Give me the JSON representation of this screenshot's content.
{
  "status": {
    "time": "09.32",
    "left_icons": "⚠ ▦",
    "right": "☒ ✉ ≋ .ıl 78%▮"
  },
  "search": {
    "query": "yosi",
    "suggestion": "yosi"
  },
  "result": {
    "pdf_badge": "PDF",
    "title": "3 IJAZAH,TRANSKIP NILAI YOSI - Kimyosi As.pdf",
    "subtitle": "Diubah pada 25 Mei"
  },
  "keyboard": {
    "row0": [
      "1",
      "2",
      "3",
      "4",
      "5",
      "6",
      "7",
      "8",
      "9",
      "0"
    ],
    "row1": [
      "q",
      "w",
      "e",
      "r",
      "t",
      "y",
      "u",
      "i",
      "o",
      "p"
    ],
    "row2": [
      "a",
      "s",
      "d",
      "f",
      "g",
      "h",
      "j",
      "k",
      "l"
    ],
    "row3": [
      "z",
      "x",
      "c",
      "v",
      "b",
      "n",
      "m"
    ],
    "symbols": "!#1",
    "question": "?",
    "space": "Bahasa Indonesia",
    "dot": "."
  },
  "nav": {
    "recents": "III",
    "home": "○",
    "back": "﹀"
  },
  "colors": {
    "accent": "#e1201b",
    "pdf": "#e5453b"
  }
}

→ TO DO:
The entries above must be returned in full, exactly as shown.

→ WORKED ANSWER:
Give me the JSON representation of this screenshot's content.
{
  "status": {
    "time": "09.32",
    "left_icons": "⚠ ▦",
    "right": "☒ ✉ ≋ .ıl 78%▮"
  },
  "search": {
    "query": "yosi",
    "suggestion": "yosi"
  },
  "result": {
    "pdf_badge": "PDF",
    "title": "3 IJAZAH,TRANSKIP NILAI YOSI - Kimyosi As.pdf",
    "subtitle": "Diubah pada 25 Mei"
  },
  "keyboard": {
    "row0": [
      "1",
      "2",
      "3",
      "4",
      "5",
      "6",
      "7",
      "8",
      "9",
      "0"
    ],
    "row1": [
      "q",
      "w",
      "e",
      "r",
      "t",
      "y",
      "u",
      "i",
      "o",
      "p"
    ],
    "row2": [
      "a",
      "s",
      "d",
      "f",
      "g",
      "h",
      "j",
      "k",
      "l"
    ],
    "row3": [
      "z",
      "x",
      "c",
      "v",
      "b",
      "n",
      "m"
    ],
    "symbols": "!#1",
    "question": "?",
    "space": "Bahasa Indonesia",
    "dot": "."
  },
  "nav": {
    "recents": "III",
    "home": "○",
    "back": "﹀"
  },
  "colors": {
    "accent": "#e1201b",
    "pdf": "#e5453b"
  }
}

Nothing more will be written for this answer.